Written exercise
Copy out all lines carrying the word "size".

[Collected data entries]
━━━━━━━━━━━━━━━━━━━━

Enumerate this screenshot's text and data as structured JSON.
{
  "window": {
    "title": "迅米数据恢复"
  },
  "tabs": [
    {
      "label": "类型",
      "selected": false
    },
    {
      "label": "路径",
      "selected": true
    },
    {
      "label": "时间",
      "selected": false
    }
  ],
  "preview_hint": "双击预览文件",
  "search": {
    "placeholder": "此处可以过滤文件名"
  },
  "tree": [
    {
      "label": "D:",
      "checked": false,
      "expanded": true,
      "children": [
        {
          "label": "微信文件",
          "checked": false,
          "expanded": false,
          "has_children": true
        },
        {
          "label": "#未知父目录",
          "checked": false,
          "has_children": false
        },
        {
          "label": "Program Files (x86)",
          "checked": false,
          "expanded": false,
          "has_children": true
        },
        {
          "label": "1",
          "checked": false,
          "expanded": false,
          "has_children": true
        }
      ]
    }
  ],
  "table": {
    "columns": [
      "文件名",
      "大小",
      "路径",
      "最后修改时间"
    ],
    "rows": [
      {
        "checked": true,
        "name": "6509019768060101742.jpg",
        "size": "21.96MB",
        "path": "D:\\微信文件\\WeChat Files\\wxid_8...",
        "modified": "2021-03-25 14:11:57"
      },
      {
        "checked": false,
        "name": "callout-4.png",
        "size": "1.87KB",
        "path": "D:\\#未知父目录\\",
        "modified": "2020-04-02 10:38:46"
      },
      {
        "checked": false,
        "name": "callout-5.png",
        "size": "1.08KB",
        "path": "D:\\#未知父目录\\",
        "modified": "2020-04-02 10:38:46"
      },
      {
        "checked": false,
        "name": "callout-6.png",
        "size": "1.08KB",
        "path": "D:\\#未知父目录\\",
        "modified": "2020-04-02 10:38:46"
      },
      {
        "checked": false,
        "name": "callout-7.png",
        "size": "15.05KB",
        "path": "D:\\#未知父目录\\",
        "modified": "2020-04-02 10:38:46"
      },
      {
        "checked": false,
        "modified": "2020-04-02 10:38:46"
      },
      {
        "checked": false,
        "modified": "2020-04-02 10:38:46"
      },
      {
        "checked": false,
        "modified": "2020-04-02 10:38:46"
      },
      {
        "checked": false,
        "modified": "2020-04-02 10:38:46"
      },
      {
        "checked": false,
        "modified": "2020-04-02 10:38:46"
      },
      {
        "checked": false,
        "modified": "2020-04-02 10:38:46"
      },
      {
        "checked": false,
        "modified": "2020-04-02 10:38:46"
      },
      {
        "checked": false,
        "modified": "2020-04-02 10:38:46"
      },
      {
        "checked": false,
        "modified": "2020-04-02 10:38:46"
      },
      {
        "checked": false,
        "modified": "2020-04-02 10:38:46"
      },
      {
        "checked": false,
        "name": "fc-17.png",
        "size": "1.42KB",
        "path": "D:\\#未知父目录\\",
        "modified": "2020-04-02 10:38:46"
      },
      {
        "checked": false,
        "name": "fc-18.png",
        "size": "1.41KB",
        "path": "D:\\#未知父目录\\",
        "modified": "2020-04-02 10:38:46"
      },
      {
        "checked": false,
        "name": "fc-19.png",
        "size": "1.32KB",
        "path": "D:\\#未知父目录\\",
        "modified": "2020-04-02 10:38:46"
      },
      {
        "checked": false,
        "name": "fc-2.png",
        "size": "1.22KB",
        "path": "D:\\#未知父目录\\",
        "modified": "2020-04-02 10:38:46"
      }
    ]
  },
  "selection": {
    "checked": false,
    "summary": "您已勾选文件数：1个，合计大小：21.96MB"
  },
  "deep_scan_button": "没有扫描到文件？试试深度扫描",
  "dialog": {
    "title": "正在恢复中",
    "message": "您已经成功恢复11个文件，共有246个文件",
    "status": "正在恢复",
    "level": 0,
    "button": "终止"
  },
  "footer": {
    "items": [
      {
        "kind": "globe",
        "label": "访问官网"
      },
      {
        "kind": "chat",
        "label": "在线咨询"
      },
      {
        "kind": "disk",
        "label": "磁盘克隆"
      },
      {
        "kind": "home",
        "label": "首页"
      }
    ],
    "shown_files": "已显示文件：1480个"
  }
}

━━━━━━━━━━━━━━━━━━━━

Solution to the exercise
        "size": "21.96MB",
        "size": "1.87KB",
        "size": "1.08KB",
        "size": "1.08KB",
        "size": "15.05KB",
        "size": "1.42KB",
        "size": "1.41KB",
        "size": "1.32KB",
        "size": "1.22KB",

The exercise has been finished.